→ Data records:
---+---
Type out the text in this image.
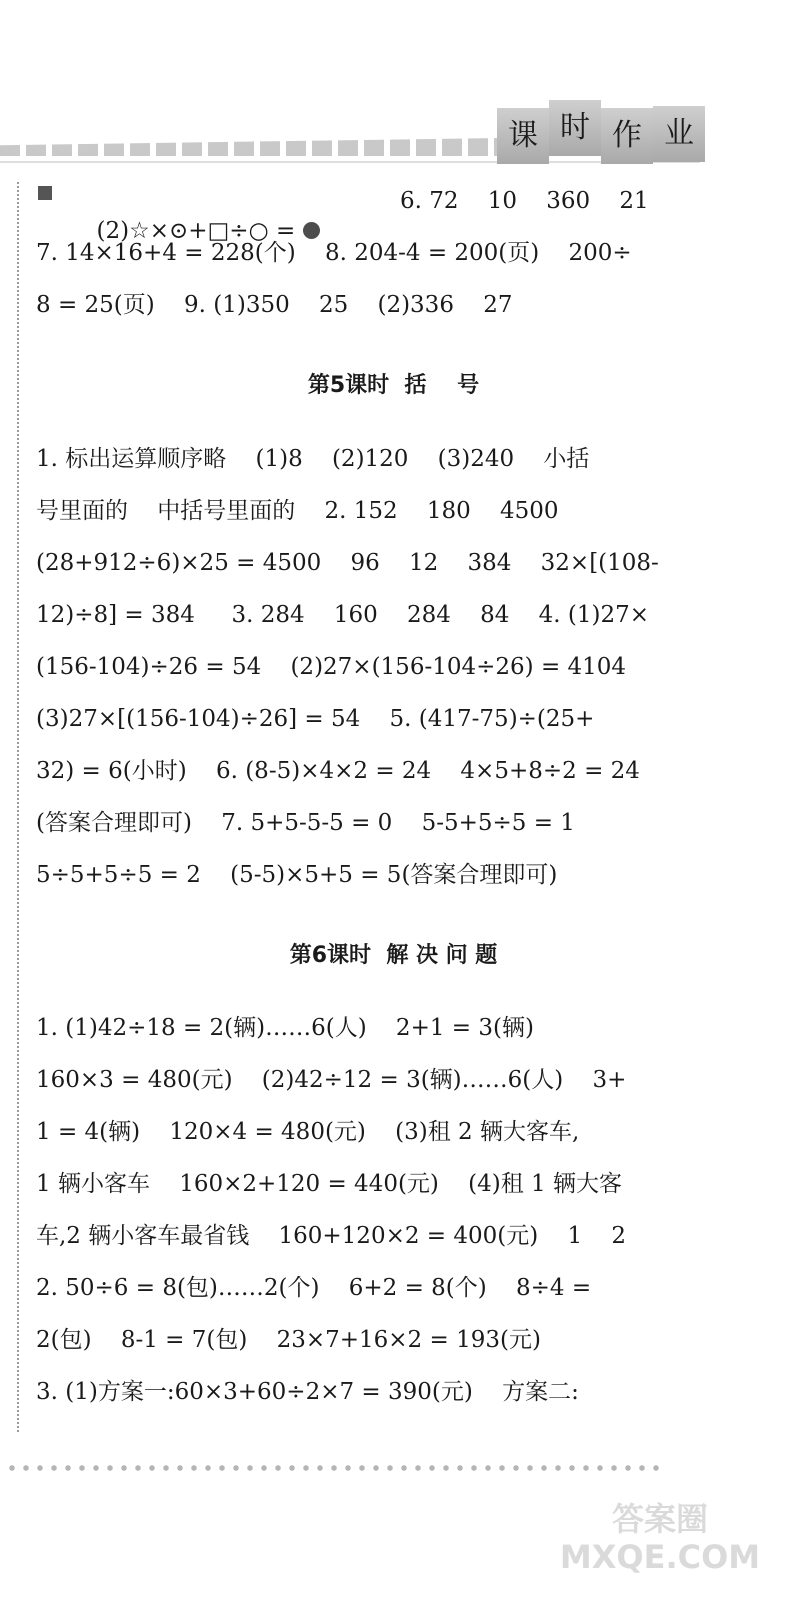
课 时 作 业

(2)☆×⊙+□÷○ =

6. 72    10    360    21
7. 14×16+4 = 228(个)    8. 204-4 = 200(页)    200÷
8 = 25(页)    9. (1)350    25    (2)336    27
第5课时  括    号
1. 标出运算顺序略    (1)8    (2)120    (3)240    小括
号里面的    中括号里面的    2. 152    180    4500
(28+912÷6)×25 = 4500    96    12    384    32×[(108-
12)÷8] = 384     3. 284    160    284    84    4. (1)27×
(156-104)÷26 = 54    (2)27×(156-104÷26) = 4104
(3)27×[(156-104)÷26] = 54    5. (417-75)÷(25+
32) = 6(小时)    6. (8-5)×4×2 = 24    4×5+8÷2 = 24
(答案合理即可)    7. 5+5-5-5 = 0    5-5+5÷5 = 1
5÷5+5÷5 = 2    (5-5)×5+5 = 5(答案合理即可)
第6课时  解 决 问 题
1. (1)42÷18 = 2(辆)……6(人)    2+1 = 3(辆)
160×3 = 480(元)    (2)42÷12 = 3(辆)……6(人)    3+
1 = 4(辆)    120×4 = 480(元)    (3)租 2 辆大客车,
1 辆小客车    160×2+120 = 440(元)    (4)租 1 辆大客
车,2 辆小客车最省钱    160+120×2 = 400(元)    1    2
2. 50÷6 = 8(包)……2(个)    6+2 = 8(个)    8÷4 =
2(包)    8-1 = 7(包)    23×7+16×2 = 193(元)
3. (1)方案一:60×3+60÷2×7 = 390(元)    方案二:
答案圈
MXQE.COM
---+---
→ YOUR INSTRUCTIONS:
Using the data above, print every line exactly, omitting pictures.

→ WRITTEN ANSWER:
Type out the text in this image.
课 时 作 业

(2)☆×⊙+□÷○ =

6. 72    10    360    21
7. 14×16+4 = 228(个)    8. 204-4 = 200(页)    200÷
8 = 25(页)    9. (1)350    25    (2)336    27
第5课时  括    号
1. 标出运算顺序略    (1)8    (2)120    (3)240    小括
号里面的    中括号里面的    2. 152    180    4500
(28+912÷6)×25 = 4500    96    12    384    32×[(108-
12)÷8] = 384     3. 284    160    284    84    4. (1)27×
(156-104)÷26 = 54    (2)27×(156-104÷26) = 4104
(3)27×[(156-104)÷26] = 54    5. (417-75)÷(25+
32) = 6(小时)    6. (8-5)×4×2 = 24    4×5+8÷2 = 24
(答案合理即可)    7. 5+5-5-5 = 0    5-5+5÷5 = 1
5÷5+5÷5 = 2    (5-5)×5+5 = 5(答案合理即可)
第6课时  解 决 问 题
1. (1)42÷18 = 2(辆)……6(人)    2+1 = 3(辆)
160×3 = 480(元)    (2)42÷12 = 3(辆)……6(人)    3+
1 = 4(辆)    120×4 = 480(元)    (3)租 2 辆大客车,
1 辆小客车    160×2+120 = 440(元)    (4)租 1 辆大客
车,2 辆小客车最省钱    160+120×2 = 400(元)    1    2
2. 50÷6 = 8(包)……2(个)    6+2 = 8(个)    8÷4 =
2(包)    8-1 = 7(包)    23×7+16×2 = 193(元)
3. (1)方案一:60×3+60÷2×7 = 390(元)    方案二:
答案圈
MXQE.COM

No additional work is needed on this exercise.